# [Extrait du document]
=======
En France, le tabac n’a pas toujours été tabou. Il a fallu attendre la loi Veil en 1976 pour interdire son usage dans les locaux des écoles, les hôpitaux et les cuisines collectives. Et jusqu’en 2007 il était autorisé de fumer dans les locaux des entreprises et des administrations. Souvenirs.
L’été 1982, débutant dans une entreprise bien connue pour ses lessives et ses détergents, je pris place dans un bureau partagé avec ma supérieure. Femme intelligente et joliment stressée, elle se parfumait à la Gitane. Entre nous deux trônait un grand cendrier publicitaire, qui servait de cadran solaire à nos longues journées : quand il était plein, l’heure était venue de rentrer chez soi s’aérer.
Tout cela était absolument normal »
Il ne serait venu à l’idée de personne de sortir des locaux pour aller s’en griller une. Le directeur marketing consumait des cigarettes américaines dans son canapé en cuir, le directeur export faisait la tournée des bureaux précédé d’un barreau de chaise façon Churchill, le chargé d’études arpentait les couloirs avec sa pipe. Et tout cela était absolument normal – tout comme les pots largement arrosés, organisés par l’équipe commerciale chaque vendredi après-midi.
=======
# [Objectif visé A]
Compte les lignes de la liste qui contiennent la chaîne « compare », s'il te plaît, et donne uniquement ce nombre.
=======
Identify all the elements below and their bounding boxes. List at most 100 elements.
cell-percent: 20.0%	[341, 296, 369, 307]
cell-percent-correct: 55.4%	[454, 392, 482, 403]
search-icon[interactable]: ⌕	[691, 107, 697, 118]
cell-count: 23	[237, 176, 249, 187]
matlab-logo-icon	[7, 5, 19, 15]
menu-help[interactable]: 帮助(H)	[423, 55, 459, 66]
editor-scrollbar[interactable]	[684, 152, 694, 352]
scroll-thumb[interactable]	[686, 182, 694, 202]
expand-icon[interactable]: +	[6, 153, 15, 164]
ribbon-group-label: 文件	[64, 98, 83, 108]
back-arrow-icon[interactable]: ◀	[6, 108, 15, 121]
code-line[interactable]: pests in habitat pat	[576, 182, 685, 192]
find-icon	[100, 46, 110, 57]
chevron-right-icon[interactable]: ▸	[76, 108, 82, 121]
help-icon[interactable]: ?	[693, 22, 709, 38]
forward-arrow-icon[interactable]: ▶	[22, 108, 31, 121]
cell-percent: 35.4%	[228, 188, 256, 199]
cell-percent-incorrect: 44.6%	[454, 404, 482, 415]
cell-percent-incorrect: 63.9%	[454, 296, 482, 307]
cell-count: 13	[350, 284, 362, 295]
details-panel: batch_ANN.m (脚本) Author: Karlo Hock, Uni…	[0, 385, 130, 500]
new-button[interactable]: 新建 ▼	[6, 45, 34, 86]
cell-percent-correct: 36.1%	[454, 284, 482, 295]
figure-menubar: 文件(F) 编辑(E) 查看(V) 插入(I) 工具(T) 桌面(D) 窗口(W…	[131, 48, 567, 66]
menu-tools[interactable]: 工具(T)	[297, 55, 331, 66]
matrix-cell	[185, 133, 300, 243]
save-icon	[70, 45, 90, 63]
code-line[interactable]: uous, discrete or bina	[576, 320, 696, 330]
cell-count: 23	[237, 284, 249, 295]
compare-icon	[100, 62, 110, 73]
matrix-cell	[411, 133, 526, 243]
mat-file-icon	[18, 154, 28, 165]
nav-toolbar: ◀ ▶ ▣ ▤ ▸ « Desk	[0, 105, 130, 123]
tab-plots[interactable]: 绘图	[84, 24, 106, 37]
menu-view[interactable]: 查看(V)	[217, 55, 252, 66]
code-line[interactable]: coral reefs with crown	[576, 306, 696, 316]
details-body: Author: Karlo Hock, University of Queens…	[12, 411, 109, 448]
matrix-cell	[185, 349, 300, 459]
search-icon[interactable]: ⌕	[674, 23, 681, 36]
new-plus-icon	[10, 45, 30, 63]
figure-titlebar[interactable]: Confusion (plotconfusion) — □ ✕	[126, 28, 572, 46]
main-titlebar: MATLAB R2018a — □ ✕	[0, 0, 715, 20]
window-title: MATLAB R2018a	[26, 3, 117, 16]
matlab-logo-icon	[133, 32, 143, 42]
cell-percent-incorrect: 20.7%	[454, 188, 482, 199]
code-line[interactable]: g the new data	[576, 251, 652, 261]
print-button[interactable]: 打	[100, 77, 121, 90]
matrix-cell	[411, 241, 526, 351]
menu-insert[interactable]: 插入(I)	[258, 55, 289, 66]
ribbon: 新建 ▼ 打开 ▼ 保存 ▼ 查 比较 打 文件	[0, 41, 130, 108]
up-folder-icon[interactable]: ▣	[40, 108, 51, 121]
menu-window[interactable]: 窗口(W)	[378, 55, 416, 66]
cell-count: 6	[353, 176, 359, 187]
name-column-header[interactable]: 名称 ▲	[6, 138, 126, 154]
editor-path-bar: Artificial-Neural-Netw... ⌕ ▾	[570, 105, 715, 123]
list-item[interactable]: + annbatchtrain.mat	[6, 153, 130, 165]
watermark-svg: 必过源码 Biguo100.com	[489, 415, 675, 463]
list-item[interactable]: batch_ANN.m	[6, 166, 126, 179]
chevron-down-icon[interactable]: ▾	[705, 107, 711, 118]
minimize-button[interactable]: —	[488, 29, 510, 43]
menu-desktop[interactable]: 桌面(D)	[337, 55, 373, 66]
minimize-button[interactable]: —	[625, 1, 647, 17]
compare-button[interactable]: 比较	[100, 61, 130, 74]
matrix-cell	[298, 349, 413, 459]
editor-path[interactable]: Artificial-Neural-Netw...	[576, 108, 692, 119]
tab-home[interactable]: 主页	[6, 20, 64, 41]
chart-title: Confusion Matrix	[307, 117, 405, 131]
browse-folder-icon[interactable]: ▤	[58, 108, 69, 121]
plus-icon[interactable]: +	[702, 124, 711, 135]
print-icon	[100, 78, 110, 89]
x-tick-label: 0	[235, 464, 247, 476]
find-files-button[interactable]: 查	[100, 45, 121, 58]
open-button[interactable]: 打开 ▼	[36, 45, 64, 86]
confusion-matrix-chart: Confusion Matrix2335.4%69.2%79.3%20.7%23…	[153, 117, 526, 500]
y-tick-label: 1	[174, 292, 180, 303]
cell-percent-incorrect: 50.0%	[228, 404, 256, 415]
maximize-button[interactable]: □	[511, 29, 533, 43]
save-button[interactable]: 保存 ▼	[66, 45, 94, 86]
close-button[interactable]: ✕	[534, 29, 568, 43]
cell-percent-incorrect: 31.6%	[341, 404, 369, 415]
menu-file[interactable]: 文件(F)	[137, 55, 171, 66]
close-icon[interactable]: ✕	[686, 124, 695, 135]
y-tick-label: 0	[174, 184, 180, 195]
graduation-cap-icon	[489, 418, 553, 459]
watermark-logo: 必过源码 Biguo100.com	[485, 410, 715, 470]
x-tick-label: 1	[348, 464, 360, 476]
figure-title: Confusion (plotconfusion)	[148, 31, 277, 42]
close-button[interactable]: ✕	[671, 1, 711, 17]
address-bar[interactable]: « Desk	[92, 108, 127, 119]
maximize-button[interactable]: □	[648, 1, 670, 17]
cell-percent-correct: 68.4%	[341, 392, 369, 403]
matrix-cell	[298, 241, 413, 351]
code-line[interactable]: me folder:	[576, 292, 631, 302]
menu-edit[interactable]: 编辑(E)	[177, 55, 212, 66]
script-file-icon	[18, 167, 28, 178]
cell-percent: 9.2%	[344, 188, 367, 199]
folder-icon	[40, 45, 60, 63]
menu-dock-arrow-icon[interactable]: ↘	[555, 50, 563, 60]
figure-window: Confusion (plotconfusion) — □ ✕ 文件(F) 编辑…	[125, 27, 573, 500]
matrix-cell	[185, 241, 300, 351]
=======
# [Objectif visé B]
Indique si chaque affirmation concorde avec l'extrait sur le tabac au bureau, en répondant par oui ou non et en citant mot pour mot le passage décisif : (i) la loi Veil de 1976 a interdit de fumer dans les hôpitaux ; (ii) le chargé d'études fumait le cigare dans les couloirs ; (iii) les pots de l'équipe commerciale avaient lieu le lundi.

# [Réponse complète A]
2

# [Réponse complète B]
(i) Oui : « Il a fallu attendre la loi Veil en 1976 pour interdire son usage dans les locaux des écoles, les hôpitaux et les cuisines collectives ».
(ii) Non : « le chargé d’études arpentait les couloirs avec sa pipe ».
(iii) Non : « organisés par l’équipe commerciale chaque vendredi après-midi ».